Document segment

* * *

1. pipet a big drop of 0.1% poly-L lysine (PLL) in dH_2 O on your #
1.5 cover slip
2. allow the glass to coat for 30-60min at RT
3. remove PLL as much as possible
4. air dry till all liquid has evaporated
5. dry for another hour at RT
6. pipet drop of bead solution straight from the tube on the coated
cover slip
7. allow to adhere for 5 min
8. pipet off as much as possible
9. allow to dry for 30-60min in the dark
10. put embedding medium on the microscope slide
11. put cover slip with attached beads on the microscope slide
12. allow curing embedding medium to cure
13. seal cover slip to the slide with non-fluorescent nail-polish
14. store at 4°C in the dark
15. beads slides should remain re-usable for at least 6 months.
stu_the_flat wrote:
> Hi
>
> I'm new to this forum. I have tried searching this forum but I can't find a
> topic. I apologize if I missed it.

* * *

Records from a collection

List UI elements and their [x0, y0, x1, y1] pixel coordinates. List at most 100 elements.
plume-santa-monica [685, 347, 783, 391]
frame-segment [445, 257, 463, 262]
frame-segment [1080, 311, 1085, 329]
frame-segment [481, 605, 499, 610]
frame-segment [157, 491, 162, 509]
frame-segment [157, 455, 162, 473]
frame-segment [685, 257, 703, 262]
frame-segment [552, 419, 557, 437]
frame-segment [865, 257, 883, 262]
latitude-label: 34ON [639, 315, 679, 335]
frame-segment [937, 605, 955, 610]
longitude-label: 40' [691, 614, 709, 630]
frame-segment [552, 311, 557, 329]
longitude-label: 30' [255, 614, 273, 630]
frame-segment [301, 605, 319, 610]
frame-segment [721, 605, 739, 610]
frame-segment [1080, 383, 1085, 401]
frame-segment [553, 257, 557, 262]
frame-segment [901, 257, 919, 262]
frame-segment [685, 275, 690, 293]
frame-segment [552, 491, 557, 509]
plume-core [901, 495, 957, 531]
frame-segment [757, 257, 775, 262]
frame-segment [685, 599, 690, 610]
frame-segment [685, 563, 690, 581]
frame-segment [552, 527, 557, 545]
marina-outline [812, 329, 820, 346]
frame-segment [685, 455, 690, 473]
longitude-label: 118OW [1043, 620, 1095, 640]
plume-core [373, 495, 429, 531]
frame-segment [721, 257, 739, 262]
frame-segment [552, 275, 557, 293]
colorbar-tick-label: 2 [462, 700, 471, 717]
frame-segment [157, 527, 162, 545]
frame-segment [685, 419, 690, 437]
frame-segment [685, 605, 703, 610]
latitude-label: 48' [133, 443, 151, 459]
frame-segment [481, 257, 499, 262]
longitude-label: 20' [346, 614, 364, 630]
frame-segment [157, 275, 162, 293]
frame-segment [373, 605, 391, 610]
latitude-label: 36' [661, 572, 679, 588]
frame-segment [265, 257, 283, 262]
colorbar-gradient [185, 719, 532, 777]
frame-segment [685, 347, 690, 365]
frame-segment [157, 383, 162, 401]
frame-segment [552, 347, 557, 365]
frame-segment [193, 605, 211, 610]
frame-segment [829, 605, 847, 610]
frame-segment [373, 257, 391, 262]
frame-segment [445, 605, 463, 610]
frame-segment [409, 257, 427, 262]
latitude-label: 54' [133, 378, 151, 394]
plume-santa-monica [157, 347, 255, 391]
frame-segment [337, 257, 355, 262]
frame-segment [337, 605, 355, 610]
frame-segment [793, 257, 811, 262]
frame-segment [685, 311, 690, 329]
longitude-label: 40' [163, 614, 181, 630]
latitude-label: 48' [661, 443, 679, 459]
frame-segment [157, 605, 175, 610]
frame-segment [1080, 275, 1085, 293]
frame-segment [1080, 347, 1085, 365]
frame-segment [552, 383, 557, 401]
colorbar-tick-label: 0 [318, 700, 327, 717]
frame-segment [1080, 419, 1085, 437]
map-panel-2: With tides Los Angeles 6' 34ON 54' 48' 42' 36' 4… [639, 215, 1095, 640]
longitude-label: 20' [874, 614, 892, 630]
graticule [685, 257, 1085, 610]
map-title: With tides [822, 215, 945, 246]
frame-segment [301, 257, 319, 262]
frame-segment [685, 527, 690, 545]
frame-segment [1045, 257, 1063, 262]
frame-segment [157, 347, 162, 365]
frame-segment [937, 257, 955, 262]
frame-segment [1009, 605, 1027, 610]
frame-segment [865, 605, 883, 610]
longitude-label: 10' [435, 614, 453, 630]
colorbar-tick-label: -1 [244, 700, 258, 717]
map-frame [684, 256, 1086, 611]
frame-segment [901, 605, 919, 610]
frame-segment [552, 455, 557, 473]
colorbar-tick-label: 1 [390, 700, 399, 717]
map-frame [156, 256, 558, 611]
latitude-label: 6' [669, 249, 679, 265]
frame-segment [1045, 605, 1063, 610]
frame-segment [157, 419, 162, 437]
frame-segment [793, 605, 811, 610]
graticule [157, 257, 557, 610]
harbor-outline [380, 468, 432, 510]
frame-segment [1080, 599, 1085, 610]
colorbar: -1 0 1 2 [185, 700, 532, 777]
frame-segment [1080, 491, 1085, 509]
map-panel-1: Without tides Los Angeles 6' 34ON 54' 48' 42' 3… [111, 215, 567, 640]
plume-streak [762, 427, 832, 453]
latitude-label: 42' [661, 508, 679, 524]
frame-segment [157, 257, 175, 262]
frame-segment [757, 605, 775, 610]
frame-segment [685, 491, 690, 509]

* * *

What this task involves
Carry on the forum post about preparing bead slides, picking up right after its last sentence. This listing is separate material and has no tie to the forum post about preparing bead slides.

Expected output
>
> I'm a PHD student I'm relatively new to confocal imaging I am trying to
> image sub resolution beads to measure the point spread function.
>
> I am using a bio rad system I use a 60X water immersion lens I set the
> system to 1024 X 1024 at 16 bit resolution. Kalman sampling was set to 4 and
> the scanning head was as slow as possible and the laser power was as low as
> possible to measure the beads.
>
> I have found that this is the perfect recipe for measuring photo bleaching!
>
> I tried looking around for some sort of protocol on imaging sub resolution
> beads but I was unable to find anything. Also as I understand it there will
> always be some element of photo bleaching? Is it easy to compensate for if I
> can calculate how much beaching as occurred.
>
> Similarly if anybody as any tips on creating the slides with the beads I
> would be grateful mine are quite messy.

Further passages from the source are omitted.